*Written task:*
Using the records below, please work out how many lines contain "Another"; answer with the number alone.

*Data provided:*
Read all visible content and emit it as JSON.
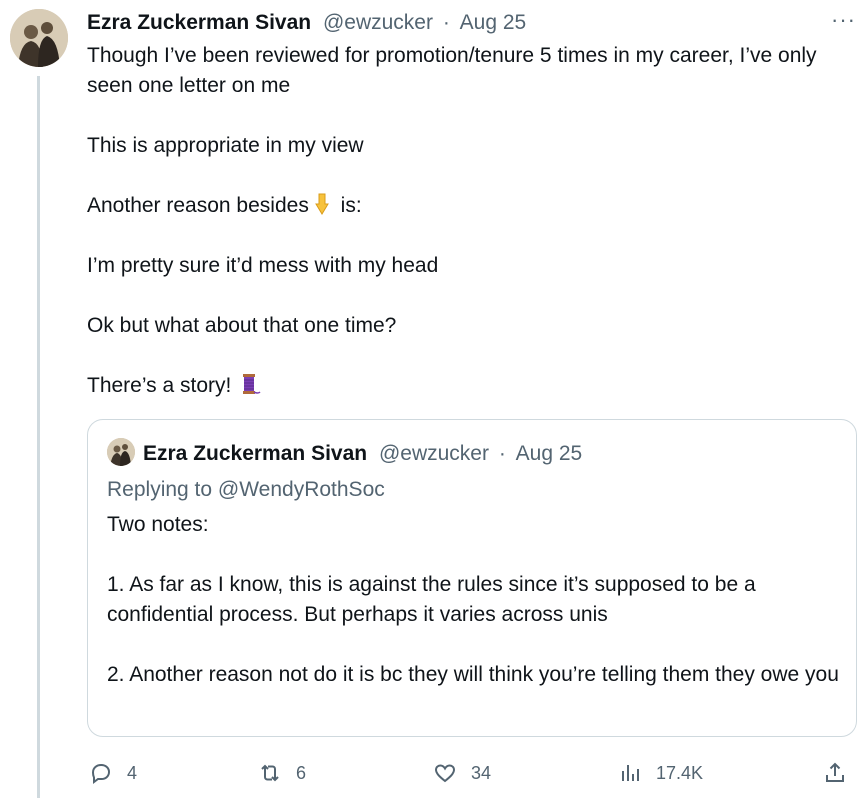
{
  "tweet": {
    "author_name": "Ezra Zuckerman Sivan",
    "handle": "@ewzucker",
    "separator": "·",
    "date": "Aug 25",
    "more_label": "···",
    "lines": [
      "Though I’ve been reviewed for promotion/tenure 5 times in my career, I’ve only seen one letter on me",
      "This is appropriate in my view",
      "Another reason besides",
      " is:",
      "I’m pretty sure it’d mess with my head",
      "Ok but what about that one time?",
      "There’s a story! "
    ],
    "emojis": [
      "backhand-index-pointing-down",
      "thread-spool"
    ]
  },
  "quote": {
    "author_name": "Ezra Zuckerman Sivan",
    "handle": "@ewzucker",
    "separator": "·",
    "date": "Aug 25",
    "replying_prefix": "Replying to ",
    "replying_handle": "@WendyRothSoc",
    "lines": [
      "Two notes:",
      "1. As far as I know, this is against the rules since it’s supposed to be a confidential process. But perhaps it varies across unis",
      "2. Another reason not do it is bc they will think you’re telling them they owe you"
    ]
  },
  "actions": {
    "replies": "4",
    "retweets": "6",
    "likes": "34",
    "views": "17.4K"
  },
  "colors": {
    "text": "#0f1419",
    "secondary": "#536471",
    "border": "#cfd9de"
  }
}
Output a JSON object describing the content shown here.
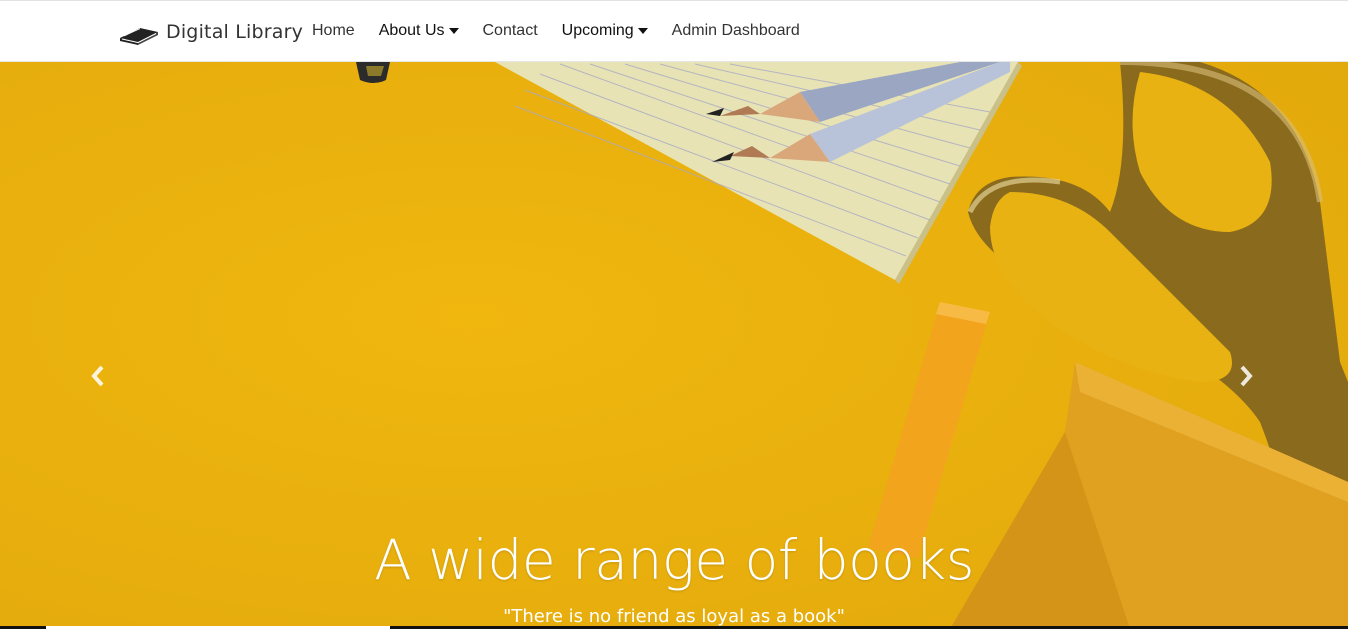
{
  "brand": {
    "name": "Digital Library",
    "icon": "book-icon"
  },
  "nav": {
    "home": "Home",
    "about": "About Us",
    "contact": "Contact",
    "upcoming": "Upcoming",
    "admin": "Admin Dashboard"
  },
  "carousel": {
    "title": "A wide range of books",
    "subtitle": "\"There is no friend as loyal as a book\"",
    "prev_icon": "chevron-left-icon",
    "next_icon": "chevron-right-icon",
    "background_color": "#e9b110",
    "active_slide": 2,
    "slides_count": 3
  }
}
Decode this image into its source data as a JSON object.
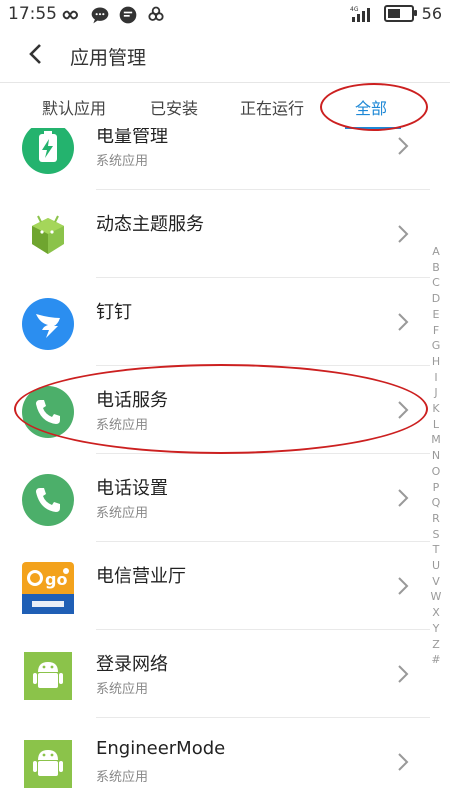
{
  "status_bar": {
    "time": "17:55",
    "network": "4G",
    "battery_level": "56"
  },
  "header": {
    "title": "应用管理"
  },
  "tabs": [
    {
      "label": "默认应用",
      "active": false
    },
    {
      "label": "已安装",
      "active": false
    },
    {
      "label": "正在运行",
      "active": false
    },
    {
      "label": "全部",
      "active": true
    }
  ],
  "apps": [
    {
      "name": "电量管理",
      "subtitle": "系统应用",
      "icon": "battery-manager-icon"
    },
    {
      "name": "动态主题服务",
      "subtitle": "",
      "icon": "android-cube-icon"
    },
    {
      "name": "钉钉",
      "subtitle": "",
      "icon": "dingtalk-icon"
    },
    {
      "name": "电话服务",
      "subtitle": "系统应用",
      "icon": "phone-icon"
    },
    {
      "name": "电话设置",
      "subtitle": "系统应用",
      "icon": "phone-icon"
    },
    {
      "name": "电信营业厅",
      "subtitle": "",
      "icon": "telecom-go-icon"
    },
    {
      "name": "登录网络",
      "subtitle": "系统应用",
      "icon": "android-icon"
    },
    {
      "name": "EngineerMode",
      "subtitle": "系统应用",
      "icon": "android-icon"
    }
  ],
  "alphabet": [
    "A",
    "B",
    "C",
    "D",
    "E",
    "F",
    "G",
    "H",
    "I",
    "J",
    "K",
    "L",
    "M",
    "N",
    "O",
    "P",
    "Q",
    "R",
    "S",
    "T",
    "U",
    "V",
    "W",
    "X",
    "Y",
    "Z",
    "#"
  ],
  "colors": {
    "accent": "#1e88d6",
    "annotation": "#cc2020",
    "phone_green": "#4caf6a",
    "android_green": "#8bc34a"
  }
}
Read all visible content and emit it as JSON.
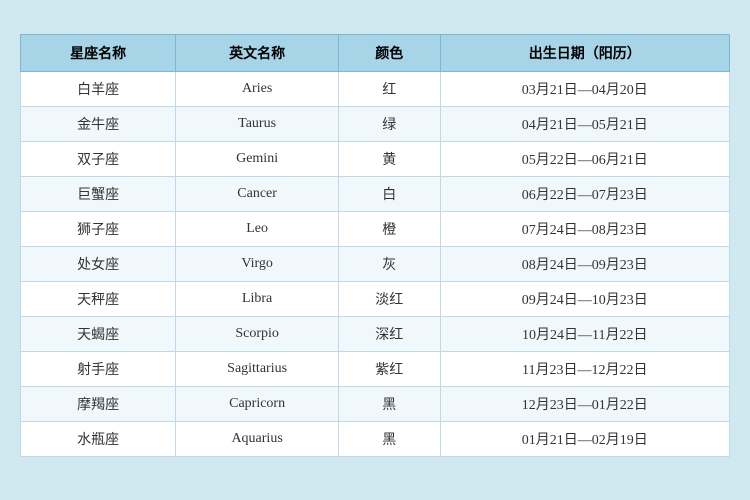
{
  "table": {
    "headers": [
      "星座名称",
      "英文名称",
      "颜色",
      "出生日期（阳历）"
    ],
    "rows": [
      {
        "chinese": "白羊座",
        "english": "Aries",
        "color": "红",
        "dates": "03月21日—04月20日"
      },
      {
        "chinese": "金牛座",
        "english": "Taurus",
        "color": "绿",
        "dates": "04月21日—05月21日"
      },
      {
        "chinese": "双子座",
        "english": "Gemini",
        "color": "黄",
        "dates": "05月22日—06月21日"
      },
      {
        "chinese": "巨蟹座",
        "english": "Cancer",
        "color": "白",
        "dates": "06月22日—07月23日"
      },
      {
        "chinese": "狮子座",
        "english": "Leo",
        "color": "橙",
        "dates": "07月24日—08月23日"
      },
      {
        "chinese": "处女座",
        "english": "Virgo",
        "color": "灰",
        "dates": "08月24日—09月23日"
      },
      {
        "chinese": "天秤座",
        "english": "Libra",
        "color": "淡红",
        "dates": "09月24日—10月23日"
      },
      {
        "chinese": "天蝎座",
        "english": "Scorpio",
        "color": "深红",
        "dates": "10月24日—11月22日"
      },
      {
        "chinese": "射手座",
        "english": "Sagittarius",
        "color": "紫红",
        "dates": "11月23日—12月22日"
      },
      {
        "chinese": "摩羯座",
        "english": "Capricorn",
        "color": "黑",
        "dates": "12月23日—01月22日"
      },
      {
        "chinese": "水瓶座",
        "english": "Aquarius",
        "color": "黑",
        "dates": "01月21日—02月19日"
      }
    ]
  }
}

*Finished answer:*
2